◆ The problem ◆
Do any lines in the data below contain "四下基层"? If so, copy every one of them.

Some records
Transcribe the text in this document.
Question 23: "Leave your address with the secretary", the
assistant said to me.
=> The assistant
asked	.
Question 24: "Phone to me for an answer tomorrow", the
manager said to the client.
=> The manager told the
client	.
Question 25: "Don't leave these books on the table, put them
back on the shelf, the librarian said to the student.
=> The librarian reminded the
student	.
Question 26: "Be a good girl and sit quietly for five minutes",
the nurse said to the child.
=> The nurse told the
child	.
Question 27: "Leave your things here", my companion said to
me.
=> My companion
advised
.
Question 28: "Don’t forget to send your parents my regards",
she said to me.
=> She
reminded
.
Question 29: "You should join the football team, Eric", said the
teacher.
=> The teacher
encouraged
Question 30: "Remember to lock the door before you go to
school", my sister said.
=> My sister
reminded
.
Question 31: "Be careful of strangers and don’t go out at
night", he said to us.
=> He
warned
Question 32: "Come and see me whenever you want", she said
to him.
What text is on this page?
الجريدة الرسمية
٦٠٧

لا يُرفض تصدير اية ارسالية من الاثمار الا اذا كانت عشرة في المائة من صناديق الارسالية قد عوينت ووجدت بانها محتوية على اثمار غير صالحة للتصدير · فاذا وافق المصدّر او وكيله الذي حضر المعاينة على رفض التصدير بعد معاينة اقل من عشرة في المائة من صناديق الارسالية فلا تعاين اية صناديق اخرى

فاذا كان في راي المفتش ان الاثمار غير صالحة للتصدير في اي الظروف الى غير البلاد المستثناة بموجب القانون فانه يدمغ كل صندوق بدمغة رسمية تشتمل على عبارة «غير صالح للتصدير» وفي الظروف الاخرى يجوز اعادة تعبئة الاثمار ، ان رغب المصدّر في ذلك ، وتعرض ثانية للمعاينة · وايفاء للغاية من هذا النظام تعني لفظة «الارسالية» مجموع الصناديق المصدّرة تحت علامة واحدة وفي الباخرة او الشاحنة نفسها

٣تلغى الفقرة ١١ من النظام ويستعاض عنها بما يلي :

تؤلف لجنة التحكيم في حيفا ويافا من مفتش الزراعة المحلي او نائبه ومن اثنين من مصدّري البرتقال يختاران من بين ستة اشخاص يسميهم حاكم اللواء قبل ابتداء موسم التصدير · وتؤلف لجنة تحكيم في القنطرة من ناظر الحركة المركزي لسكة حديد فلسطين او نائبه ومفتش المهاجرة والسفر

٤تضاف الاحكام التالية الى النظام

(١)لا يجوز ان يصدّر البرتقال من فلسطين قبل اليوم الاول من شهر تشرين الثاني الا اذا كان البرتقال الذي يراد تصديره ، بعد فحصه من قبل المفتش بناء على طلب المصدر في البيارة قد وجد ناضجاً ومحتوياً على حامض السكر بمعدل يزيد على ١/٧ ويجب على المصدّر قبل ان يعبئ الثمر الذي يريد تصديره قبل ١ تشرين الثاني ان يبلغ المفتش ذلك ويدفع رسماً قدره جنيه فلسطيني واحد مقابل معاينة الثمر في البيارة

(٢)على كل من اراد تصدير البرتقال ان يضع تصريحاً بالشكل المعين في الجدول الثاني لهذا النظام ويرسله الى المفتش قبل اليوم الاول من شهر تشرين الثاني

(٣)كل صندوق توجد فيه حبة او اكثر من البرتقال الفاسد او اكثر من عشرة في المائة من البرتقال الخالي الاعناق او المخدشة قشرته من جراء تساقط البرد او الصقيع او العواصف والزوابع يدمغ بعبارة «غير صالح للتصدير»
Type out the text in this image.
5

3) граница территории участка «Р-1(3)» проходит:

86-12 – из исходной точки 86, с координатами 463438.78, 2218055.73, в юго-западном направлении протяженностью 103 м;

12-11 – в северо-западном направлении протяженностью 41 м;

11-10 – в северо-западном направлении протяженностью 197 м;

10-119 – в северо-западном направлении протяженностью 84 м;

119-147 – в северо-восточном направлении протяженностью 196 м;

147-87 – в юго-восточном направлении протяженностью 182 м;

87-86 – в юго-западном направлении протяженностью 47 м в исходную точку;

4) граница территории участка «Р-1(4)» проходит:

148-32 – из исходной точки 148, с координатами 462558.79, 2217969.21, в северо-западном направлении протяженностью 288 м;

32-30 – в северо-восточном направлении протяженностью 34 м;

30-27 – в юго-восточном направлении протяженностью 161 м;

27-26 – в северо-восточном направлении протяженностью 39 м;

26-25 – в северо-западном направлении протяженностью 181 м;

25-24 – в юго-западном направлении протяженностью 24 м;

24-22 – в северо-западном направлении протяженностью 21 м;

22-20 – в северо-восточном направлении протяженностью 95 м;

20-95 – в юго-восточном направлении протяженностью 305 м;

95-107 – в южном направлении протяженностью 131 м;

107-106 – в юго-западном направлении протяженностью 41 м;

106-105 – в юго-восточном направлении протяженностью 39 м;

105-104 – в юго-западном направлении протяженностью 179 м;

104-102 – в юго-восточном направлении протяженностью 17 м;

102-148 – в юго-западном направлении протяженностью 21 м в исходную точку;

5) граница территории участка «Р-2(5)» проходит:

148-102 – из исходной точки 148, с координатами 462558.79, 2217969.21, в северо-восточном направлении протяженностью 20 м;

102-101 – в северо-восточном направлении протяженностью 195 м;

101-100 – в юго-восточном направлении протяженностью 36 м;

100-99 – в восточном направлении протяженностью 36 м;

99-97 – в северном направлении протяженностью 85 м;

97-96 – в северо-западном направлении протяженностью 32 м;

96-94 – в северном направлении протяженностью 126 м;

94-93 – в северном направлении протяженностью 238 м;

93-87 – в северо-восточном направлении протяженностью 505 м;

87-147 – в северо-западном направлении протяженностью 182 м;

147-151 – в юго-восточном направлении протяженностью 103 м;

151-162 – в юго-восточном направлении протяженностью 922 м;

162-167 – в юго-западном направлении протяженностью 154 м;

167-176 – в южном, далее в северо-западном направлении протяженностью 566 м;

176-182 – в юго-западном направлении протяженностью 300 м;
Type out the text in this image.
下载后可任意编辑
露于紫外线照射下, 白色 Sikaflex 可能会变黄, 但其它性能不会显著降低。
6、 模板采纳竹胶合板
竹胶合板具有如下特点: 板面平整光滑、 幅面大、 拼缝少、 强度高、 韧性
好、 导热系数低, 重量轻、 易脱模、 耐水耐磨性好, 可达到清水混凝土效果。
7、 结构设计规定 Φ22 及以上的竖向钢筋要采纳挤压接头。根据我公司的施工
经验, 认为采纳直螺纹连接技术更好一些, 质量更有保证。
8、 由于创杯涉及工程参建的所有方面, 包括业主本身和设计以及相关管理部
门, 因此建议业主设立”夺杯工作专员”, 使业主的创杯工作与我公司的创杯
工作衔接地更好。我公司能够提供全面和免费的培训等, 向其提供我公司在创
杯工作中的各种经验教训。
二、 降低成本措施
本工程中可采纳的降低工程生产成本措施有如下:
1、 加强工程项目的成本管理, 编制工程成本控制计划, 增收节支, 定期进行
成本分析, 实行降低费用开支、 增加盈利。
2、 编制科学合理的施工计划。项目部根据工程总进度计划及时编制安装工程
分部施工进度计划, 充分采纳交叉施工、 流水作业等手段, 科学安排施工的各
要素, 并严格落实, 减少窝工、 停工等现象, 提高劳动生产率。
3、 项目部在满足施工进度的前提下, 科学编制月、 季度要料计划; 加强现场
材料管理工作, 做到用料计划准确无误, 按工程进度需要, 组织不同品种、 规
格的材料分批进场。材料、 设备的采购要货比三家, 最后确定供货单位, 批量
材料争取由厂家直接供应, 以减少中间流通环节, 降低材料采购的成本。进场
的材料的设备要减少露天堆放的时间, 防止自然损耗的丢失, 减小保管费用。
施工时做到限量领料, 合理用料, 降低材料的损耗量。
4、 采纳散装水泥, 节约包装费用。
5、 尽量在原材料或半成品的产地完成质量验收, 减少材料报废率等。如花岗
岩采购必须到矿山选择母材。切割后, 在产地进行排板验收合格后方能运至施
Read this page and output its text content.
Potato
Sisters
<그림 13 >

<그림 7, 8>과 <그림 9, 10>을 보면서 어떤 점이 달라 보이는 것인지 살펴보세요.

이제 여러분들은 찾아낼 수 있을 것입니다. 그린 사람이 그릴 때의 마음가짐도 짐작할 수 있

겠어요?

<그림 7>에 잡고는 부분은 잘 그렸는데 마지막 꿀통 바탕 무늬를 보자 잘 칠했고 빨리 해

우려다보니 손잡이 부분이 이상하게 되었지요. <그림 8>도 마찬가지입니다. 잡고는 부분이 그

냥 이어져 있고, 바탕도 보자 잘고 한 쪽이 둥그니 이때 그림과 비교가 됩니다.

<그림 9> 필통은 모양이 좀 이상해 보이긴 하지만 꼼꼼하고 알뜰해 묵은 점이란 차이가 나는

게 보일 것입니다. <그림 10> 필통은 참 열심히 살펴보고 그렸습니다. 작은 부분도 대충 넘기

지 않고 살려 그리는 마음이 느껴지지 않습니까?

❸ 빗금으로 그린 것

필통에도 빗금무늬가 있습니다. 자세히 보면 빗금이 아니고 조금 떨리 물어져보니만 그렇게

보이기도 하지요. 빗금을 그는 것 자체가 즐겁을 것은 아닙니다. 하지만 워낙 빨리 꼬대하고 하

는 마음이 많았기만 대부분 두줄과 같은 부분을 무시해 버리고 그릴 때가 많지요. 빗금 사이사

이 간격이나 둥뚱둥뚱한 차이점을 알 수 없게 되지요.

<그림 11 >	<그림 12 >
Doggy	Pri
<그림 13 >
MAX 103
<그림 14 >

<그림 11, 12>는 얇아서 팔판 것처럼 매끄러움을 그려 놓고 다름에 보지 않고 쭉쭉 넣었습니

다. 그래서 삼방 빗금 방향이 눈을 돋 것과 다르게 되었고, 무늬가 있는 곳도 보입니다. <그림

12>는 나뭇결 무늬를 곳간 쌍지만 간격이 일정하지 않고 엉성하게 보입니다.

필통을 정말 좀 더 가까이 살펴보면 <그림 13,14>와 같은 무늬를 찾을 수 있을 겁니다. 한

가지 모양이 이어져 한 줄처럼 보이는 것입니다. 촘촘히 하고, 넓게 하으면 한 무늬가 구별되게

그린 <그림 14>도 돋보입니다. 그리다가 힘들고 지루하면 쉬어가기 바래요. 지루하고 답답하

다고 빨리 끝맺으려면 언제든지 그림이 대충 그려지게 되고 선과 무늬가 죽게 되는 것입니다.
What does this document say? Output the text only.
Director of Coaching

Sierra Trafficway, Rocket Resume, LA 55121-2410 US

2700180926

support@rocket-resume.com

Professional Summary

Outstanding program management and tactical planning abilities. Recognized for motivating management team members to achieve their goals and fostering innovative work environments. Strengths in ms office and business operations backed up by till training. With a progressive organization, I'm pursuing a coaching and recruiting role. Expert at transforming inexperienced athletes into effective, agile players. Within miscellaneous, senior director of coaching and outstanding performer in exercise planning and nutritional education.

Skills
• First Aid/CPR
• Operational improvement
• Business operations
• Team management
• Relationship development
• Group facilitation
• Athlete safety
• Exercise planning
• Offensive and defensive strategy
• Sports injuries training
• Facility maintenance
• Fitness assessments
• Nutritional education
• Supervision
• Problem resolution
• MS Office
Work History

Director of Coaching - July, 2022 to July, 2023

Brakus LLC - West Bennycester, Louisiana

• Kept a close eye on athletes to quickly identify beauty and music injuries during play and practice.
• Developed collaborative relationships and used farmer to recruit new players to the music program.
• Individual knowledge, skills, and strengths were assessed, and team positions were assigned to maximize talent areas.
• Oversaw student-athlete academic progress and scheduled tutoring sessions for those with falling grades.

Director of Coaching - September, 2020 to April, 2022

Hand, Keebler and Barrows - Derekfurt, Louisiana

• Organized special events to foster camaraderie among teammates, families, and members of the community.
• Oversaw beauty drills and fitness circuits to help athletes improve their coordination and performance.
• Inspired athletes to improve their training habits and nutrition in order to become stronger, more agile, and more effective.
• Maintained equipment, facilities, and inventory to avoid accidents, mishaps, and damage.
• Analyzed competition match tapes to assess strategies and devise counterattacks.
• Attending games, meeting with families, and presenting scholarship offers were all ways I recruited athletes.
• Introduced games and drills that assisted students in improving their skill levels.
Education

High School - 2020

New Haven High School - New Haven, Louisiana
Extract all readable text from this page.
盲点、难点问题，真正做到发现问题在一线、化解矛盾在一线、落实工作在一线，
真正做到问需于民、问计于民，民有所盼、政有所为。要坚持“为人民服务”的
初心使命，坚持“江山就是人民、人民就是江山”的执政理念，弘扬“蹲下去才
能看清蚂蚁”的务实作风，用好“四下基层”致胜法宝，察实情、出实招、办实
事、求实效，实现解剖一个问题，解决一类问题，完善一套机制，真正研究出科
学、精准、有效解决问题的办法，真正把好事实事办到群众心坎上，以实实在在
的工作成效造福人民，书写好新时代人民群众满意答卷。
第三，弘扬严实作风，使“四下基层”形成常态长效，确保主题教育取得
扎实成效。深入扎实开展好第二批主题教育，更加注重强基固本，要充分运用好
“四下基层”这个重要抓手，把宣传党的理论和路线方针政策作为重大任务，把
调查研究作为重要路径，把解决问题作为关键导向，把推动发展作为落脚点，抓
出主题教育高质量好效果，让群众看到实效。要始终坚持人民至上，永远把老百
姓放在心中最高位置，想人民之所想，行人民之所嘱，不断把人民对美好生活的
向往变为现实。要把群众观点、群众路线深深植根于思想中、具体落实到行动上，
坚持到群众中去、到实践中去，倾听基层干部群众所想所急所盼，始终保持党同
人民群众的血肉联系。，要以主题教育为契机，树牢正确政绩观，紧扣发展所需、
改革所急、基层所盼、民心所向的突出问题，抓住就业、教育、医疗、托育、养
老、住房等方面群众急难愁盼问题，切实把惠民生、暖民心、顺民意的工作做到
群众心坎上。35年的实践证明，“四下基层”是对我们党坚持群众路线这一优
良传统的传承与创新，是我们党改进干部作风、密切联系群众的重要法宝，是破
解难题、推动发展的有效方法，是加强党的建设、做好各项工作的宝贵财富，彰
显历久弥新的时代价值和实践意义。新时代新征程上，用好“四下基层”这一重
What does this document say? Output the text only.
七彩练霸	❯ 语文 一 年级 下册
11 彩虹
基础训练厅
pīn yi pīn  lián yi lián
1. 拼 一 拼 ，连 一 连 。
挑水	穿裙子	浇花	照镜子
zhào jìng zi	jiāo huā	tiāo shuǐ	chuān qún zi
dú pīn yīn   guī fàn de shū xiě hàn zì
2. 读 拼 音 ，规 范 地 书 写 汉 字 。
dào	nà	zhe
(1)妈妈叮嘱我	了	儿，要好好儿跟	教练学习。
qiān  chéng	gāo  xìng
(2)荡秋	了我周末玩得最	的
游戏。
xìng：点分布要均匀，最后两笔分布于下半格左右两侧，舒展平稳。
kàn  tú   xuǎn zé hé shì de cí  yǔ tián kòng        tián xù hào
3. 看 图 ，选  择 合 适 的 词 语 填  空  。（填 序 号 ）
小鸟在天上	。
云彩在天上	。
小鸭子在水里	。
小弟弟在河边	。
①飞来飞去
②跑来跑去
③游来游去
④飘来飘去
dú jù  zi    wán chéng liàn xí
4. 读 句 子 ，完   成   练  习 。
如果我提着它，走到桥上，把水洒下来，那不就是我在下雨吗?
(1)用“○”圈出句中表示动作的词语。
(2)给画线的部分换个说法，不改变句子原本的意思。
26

◆ Output below ◆
能看清蚂蚁”的务实作风，用好“四下基层”致胜法宝，察实情、出实招、办实
第三，弘扬严实作风，使“四下基层”形成常态长效，确保主题教育取得
“四下基层”这个重要抓手，把宣传党的理论和路线方针政策作为重大任务，把
群众心坎上。35年的实践证明，“四下基层”是对我们党坚持群众路线这一优
显历久弥新的时代价值和实践意义。新时代新征程上，用好“四下基层”这一重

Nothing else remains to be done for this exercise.